EXERCISE DETAILS = Restate the full listing word for word and leave the pictures out.

Entries taken from a collection =
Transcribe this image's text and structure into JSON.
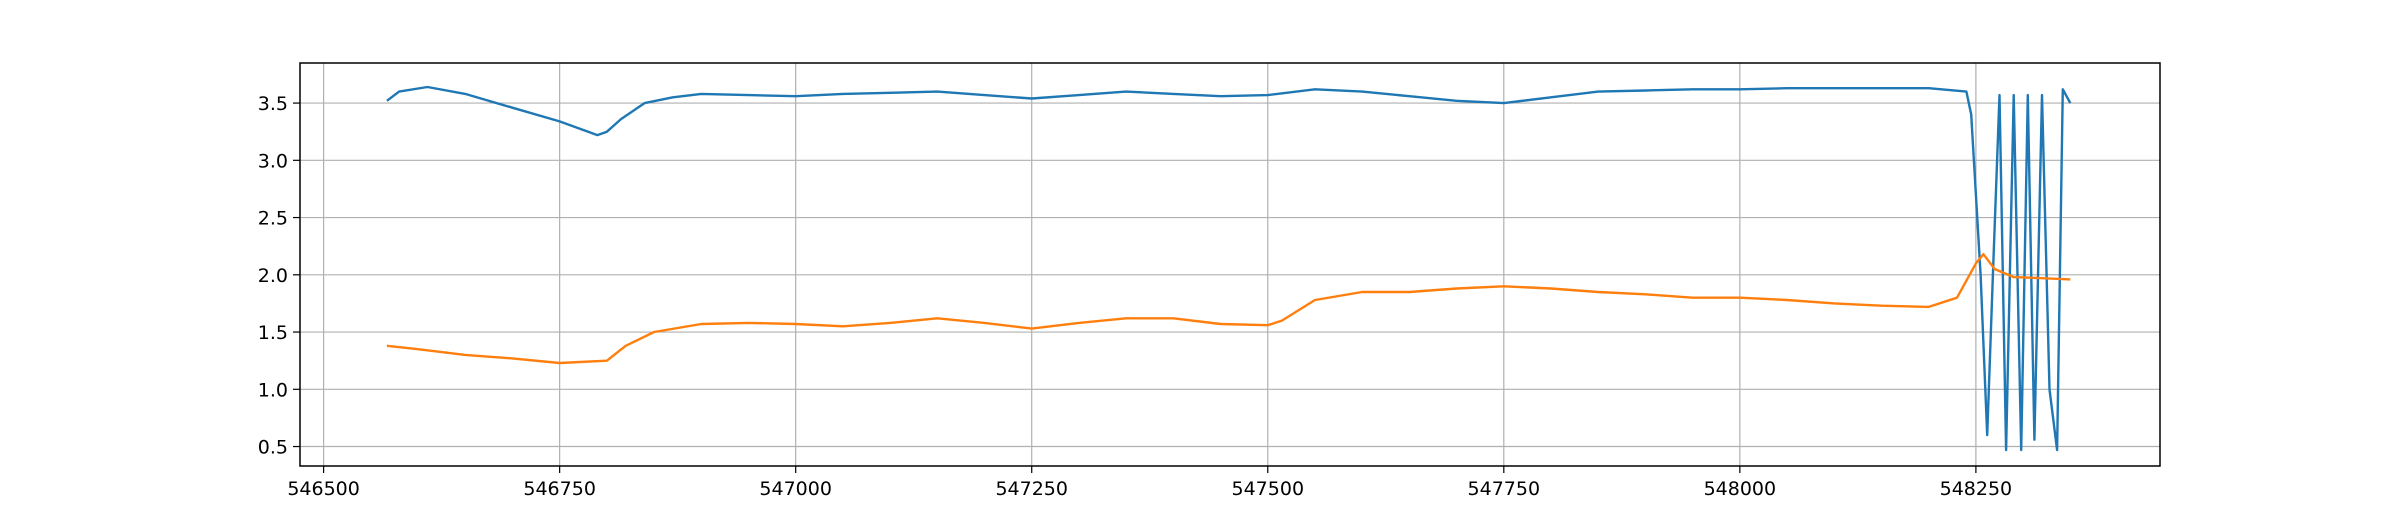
{
  "chart_data": {
    "type": "line",
    "grid": true,
    "xlim": [
      546475,
      548445
    ],
    "ylim": [
      0.33,
      3.85
    ],
    "x_ticks": [
      546500,
      546750,
      547000,
      547250,
      547500,
      547750,
      548000,
      548250
    ],
    "x_tick_labels": [
      "546500",
      "546750",
      "547000",
      "547250",
      "547500",
      "547750",
      "548000",
      "548250"
    ],
    "y_ticks": [
      0.5,
      1.0,
      1.5,
      2.0,
      2.5,
      3.0,
      3.5
    ],
    "y_tick_labels": [
      "0.5",
      "1.0",
      "1.5",
      "2.0",
      "2.5",
      "3.0",
      "3.5"
    ],
    "series": [
      {
        "color": "#1f77b4",
        "x": [
          546567,
          546580,
          546610,
          546650,
          546700,
          546750,
          546790,
          546800,
          546815,
          546840,
          546870,
          546900,
          546950,
          547000,
          547050,
          547100,
          547150,
          547200,
          547250,
          547300,
          547350,
          547400,
          547450,
          547500,
          547550,
          547600,
          547650,
          547700,
          547750,
          547800,
          547850,
          547900,
          547950,
          548000,
          548050,
          548100,
          548150,
          548200,
          548240,
          548245,
          548255,
          548262,
          548268,
          548275,
          548282,
          548290,
          548298,
          548305,
          548312,
          548320,
          548328,
          548336,
          548342,
          548350
        ],
        "y": [
          3.52,
          3.6,
          3.64,
          3.58,
          3.46,
          3.34,
          3.22,
          3.25,
          3.36,
          3.5,
          3.55,
          3.58,
          3.57,
          3.56,
          3.58,
          3.59,
          3.6,
          3.57,
          3.54,
          3.57,
          3.6,
          3.58,
          3.56,
          3.57,
          3.62,
          3.6,
          3.56,
          3.52,
          3.5,
          3.55,
          3.6,
          3.61,
          3.62,
          3.62,
          3.63,
          3.63,
          3.63,
          3.63,
          3.6,
          3.4,
          2.0,
          0.6,
          2.0,
          3.57,
          0.47,
          3.57,
          0.47,
          3.57,
          0.56,
          3.57,
          1.0,
          0.47,
          3.62,
          3.5
        ]
      },
      {
        "color": "#ff7f0e",
        "x": [
          546567,
          546600,
          546650,
          546700,
          546750,
          546800,
          546820,
          546850,
          546900,
          546950,
          547000,
          547050,
          547100,
          547150,
          547200,
          547250,
          547300,
          547350,
          547400,
          547450,
          547500,
          547515,
          547550,
          547600,
          547650,
          547700,
          547750,
          547800,
          547850,
          547900,
          547950,
          548000,
          548050,
          548100,
          548150,
          548200,
          548230,
          548250,
          548258,
          548270,
          548290,
          548320,
          548350
        ],
        "y": [
          1.38,
          1.35,
          1.3,
          1.27,
          1.23,
          1.25,
          1.38,
          1.5,
          1.57,
          1.58,
          1.57,
          1.55,
          1.58,
          1.62,
          1.58,
          1.53,
          1.58,
          1.62,
          1.62,
          1.57,
          1.56,
          1.6,
          1.78,
          1.85,
          1.85,
          1.88,
          1.9,
          1.88,
          1.85,
          1.83,
          1.8,
          1.8,
          1.78,
          1.75,
          1.73,
          1.72,
          1.8,
          2.1,
          2.18,
          2.05,
          1.98,
          1.97,
          1.96
        ]
      }
    ]
  }
}
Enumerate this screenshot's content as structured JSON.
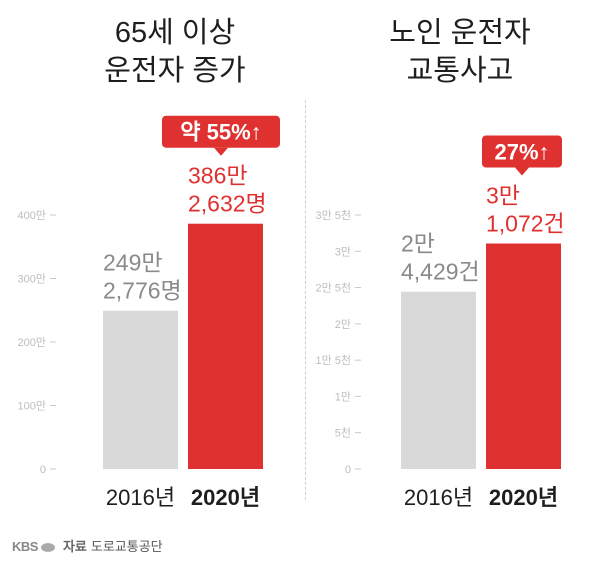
{
  "chart_data": [
    {
      "type": "bar",
      "title_lines": [
        "65세 이상",
        "운전자 증가"
      ],
      "categories": [
        "2016년",
        "2020년"
      ],
      "values": [
        2492776,
        3862632
      ],
      "value_labels": [
        [
          "249만",
          "2,776명"
        ],
        [
          "386만",
          "2,632명"
        ]
      ],
      "yticks": [
        0,
        1000000,
        2000000,
        3000000,
        4000000
      ],
      "ytick_labels": [
        "0",
        "100만",
        "200만",
        "300만",
        "400만"
      ],
      "ylim": [
        0,
        4000000
      ],
      "annotation": "약 55%↑",
      "colors": [
        "#d9d9d9",
        "#e03131"
      ]
    },
    {
      "type": "bar",
      "title_lines": [
        "노인 운전자",
        "교통사고"
      ],
      "categories": [
        "2016년",
        "2020년"
      ],
      "values": [
        24429,
        31072
      ],
      "value_labels": [
        [
          "2만",
          "4,429건"
        ],
        [
          "3만",
          "1,072건"
        ]
      ],
      "yticks": [
        0,
        5000,
        10000,
        15000,
        20000,
        25000,
        30000,
        35000
      ],
      "ytick_labels": [
        "0",
        "5천",
        "1만",
        "1만 5천",
        "2만",
        "2만 5천",
        "3만",
        "3만 5천"
      ],
      "ylim": [
        0,
        35000
      ],
      "annotation": "27%↑",
      "colors": [
        "#d9d9d9",
        "#e03131"
      ]
    }
  ],
  "footer": {
    "logo": "KBS",
    "source_label": "자료",
    "source": "도로교통공단"
  }
}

PROBLEM SOLUTION =
Transcribe this image's text and structure into JSON.
{
  "chart_data": {
    "type": "line",
    "grid": true,
    "xlim": [
      546475,
      548445
    ],
    "ylim": [
      0.33,
      3.85
    ],
    "x_ticks": [
      546500,
      546750,
      547000,
      547250,
      547500,
      547750,
      548000,
      548250
    ],
    "x_tick_labels": [
      "546500",
      "546750",
      "547000",
      "547250",
      "547500",
      "547750",
      "548000",
      "548250"
    ],
    "y_ticks": [
      0.5,
      1.0,
      1.5,
      2.0,
      2.5,
      3.0,
      3.5
    ],
    "y_tick_labels": [
      "0.5",
      "1.0",
      "1.5",
      "2.0",
      "2.5",
      "3.0",
      "3.5"
    ],
    "series": [
      {
        "color": "#1f77b4",
        "x": [
          546567,
          546580,
          546610,
          546650,
          546700,
          546750,
          546790,
          546800,
          546815,
          546840,
          546870,
          546900,
          546950,
          547000,
          547050,
          547100,
          547150,
          547200,
          547250,
          547300,
          547350,
          547400,
          547450,
          547500,
          547550,
          547600,
          547650,
          547700,
          547750,
          547800,
          547850,
          547900,
          547950,
          548000,
          548050,
          548100,
          548150,
          548200,
          548240,
          548245,
          548255,
          548262,
          548268,
          548275,
          548282,
          548290,
          548298,
          548305,
          548312,
          548320,
          548328,
          548336,
          548342,
          548350
        ],
        "y": [
          3.52,
          3.6,
          3.64,
          3.58,
          3.46,
          3.34,
          3.22,
          3.25,
          3.36,
          3.5,
          3.55,
          3.58,
          3.57,
          3.56,
          3.58,
          3.59,
          3.6,
          3.57,
          3.54,
          3.57,
          3.6,
          3.58,
          3.56,
          3.57,
          3.62,
          3.6,
          3.56,
          3.52,
          3.5,
          3.55,
          3.6,
          3.61,
          3.62,
          3.62,
          3.63,
          3.63,
          3.63,
          3.63,
          3.6,
          3.4,
          2.0,
          0.6,
          2.0,
          3.57,
          0.47,
          3.57,
          0.47,
          3.57,
          0.56,
          3.57,
          1.0,
          0.47,
          3.62,
          3.5
        ]
      },
      {
        "color": "#ff7f0e",
        "x": [
          546567,
          546600,
          546650,
          546700,
          546750,
          546800,
          546820,
          546850,
          546900,
          546950,
          547000,
          547050,
          547100,
          547150,
          547200,
          547250,
          547300,
          547350,
          547400,
          547450,
          547500,
          547515,
          547550,
          547600,
          547650,
          547700,
          547750,
          547800,
          547850,
          547900,
          547950,
          548000,
          548050,
          548100,
          548150,
          548200,
          548230,
          548250,
          548258,
          548270,
          548290,
          548320,
          548350
        ],
        "y": [
          1.38,
          1.35,
          1.3,
          1.27,
          1.23,
          1.25,
          1.38,
          1.5,
          1.57,
          1.58,
          1.57,
          1.55,
          1.58,
          1.62,
          1.58,
          1.53,
          1.58,
          1.62,
          1.62,
          1.57,
          1.56,
          1.6,
          1.78,
          1.85,
          1.85,
          1.88,
          1.9,
          1.88,
          1.85,
          1.83,
          1.8,
          1.8,
          1.78,
          1.75,
          1.73,
          1.72,
          1.8,
          2.1,
          2.18,
          2.05,
          1.98,
          1.97,
          1.96
        ]
      }
    ]
  }
}
Enumerate this screenshot's content as structured JSON.
{
  "chart_data": [
    {
      "type": "bar",
      "title_lines": [
        "65세 이상",
        "운전자 증가"
      ],
      "categories": [
        "2016년",
        "2020년"
      ],
      "values": [
        2492776,
        3862632
      ],
      "value_labels": [
        [
          "249만",
          "2,776명"
        ],
        [
          "386만",
          "2,632명"
        ]
      ],
      "yticks": [
        0,
        1000000,
        2000000,
        3000000,
        4000000
      ],
      "ytick_labels": [
        "0",
        "100만",
        "200만",
        "300만",
        "400만"
      ],
      "ylim": [
        0,
        4000000
      ],
      "annotation": "약 55%↑",
      "colors": [
        "#d9d9d9",
        "#e03131"
      ]
    },
    {
      "type": "bar",
      "title_lines": [
        "노인 운전자",
        "교통사고"
      ],
      "categories": [
        "2016년",
        "2020년"
      ],
      "values": [
        24429,
        31072
      ],
      "value_labels": [
        [
          "2만",
          "4,429건"
        ],
        [
          "3만",
          "1,072건"
        ]
      ],
      "yticks": [
        0,
        5000,
        10000,
        15000,
        20000,
        25000,
        30000,
        35000
      ],
      "ytick_labels": [
        "0",
        "5천",
        "1만",
        "1만 5천",
        "2만",
        "2만 5천",
        "3만",
        "3만 5천"
      ],
      "ylim": [
        0,
        35000
      ],
      "annotation": "27%↑",
      "colors": [
        "#d9d9d9",
        "#e03131"
      ]
    }
  ],
  "footer": {
    "logo": "KBS",
    "source_label": "자료",
    "source": "도로교통공단"
  }
}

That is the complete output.